— START EXTRACTED RECORDS —

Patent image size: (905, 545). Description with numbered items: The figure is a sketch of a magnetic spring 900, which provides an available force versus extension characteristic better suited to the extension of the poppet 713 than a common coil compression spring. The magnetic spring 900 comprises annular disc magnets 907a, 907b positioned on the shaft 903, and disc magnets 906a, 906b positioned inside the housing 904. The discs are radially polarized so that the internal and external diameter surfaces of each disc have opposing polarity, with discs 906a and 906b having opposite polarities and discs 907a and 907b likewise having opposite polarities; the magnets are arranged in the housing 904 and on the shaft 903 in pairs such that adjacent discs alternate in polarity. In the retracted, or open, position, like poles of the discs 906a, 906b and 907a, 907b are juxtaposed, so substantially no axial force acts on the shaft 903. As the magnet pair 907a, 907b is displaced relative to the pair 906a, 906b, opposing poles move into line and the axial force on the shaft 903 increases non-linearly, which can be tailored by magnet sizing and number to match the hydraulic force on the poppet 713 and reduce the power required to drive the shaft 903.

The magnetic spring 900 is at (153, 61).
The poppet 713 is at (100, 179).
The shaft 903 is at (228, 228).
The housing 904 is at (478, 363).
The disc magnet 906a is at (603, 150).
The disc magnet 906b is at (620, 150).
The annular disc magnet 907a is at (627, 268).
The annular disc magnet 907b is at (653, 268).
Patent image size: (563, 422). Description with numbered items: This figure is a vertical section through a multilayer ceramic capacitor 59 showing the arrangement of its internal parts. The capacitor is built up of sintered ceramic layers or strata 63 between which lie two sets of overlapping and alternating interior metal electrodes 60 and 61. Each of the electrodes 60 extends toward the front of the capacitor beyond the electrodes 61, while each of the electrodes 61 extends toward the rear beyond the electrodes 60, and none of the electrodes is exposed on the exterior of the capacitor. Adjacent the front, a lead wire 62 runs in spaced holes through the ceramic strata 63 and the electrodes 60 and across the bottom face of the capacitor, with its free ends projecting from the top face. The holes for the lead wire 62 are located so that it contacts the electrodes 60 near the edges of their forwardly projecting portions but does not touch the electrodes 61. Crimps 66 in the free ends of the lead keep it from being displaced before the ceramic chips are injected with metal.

— END EXTRACTED RECORDS —

» **THE PROBLEM**: Which lines of the data above contain the word "housing"? Pull out each such line and copy it in full.

» **EXPECTED ANSWER**:
Patent image size: (905, 545). Description with numbered items: The figure is a sketch of a magnetic spring 900, which provides an available force versus extension characteristic better suited to the extension of the poppet 713 than a common coil compression spring. The magnetic spring 900 comprises annular disc magnets 907a, 907b positioned on the shaft 903, and disc magnets 906a, 906b positioned inside the housing 904. The discs are radially polarized so that the internal and external diameter surfaces of each disc have opposing polarity, with discs 906a and 906b having opposite polarities and discs 907a and 907b likewise having opposite polarities; the magnets are arranged in the housing 904 and on the shaft 903 in pairs such that adjacent discs alternate in polarity. In the retracted, or open, position, like poles of the discs 906a, 906b and 907a, 907b are juxtaposed, so substantially no axial force acts on the shaft 903. As the magnet pair 907a, 907b is displaced relative to the pair 906a, 906b, opposing poles move into line and the axial force on the shaft 903 increases non-linearly, which can be tailored by magnet sizing and number to match the hydraulic force on the poppet 713 and reduce the power required to drive the shaft 903.
The housing 904 is at (478, 363).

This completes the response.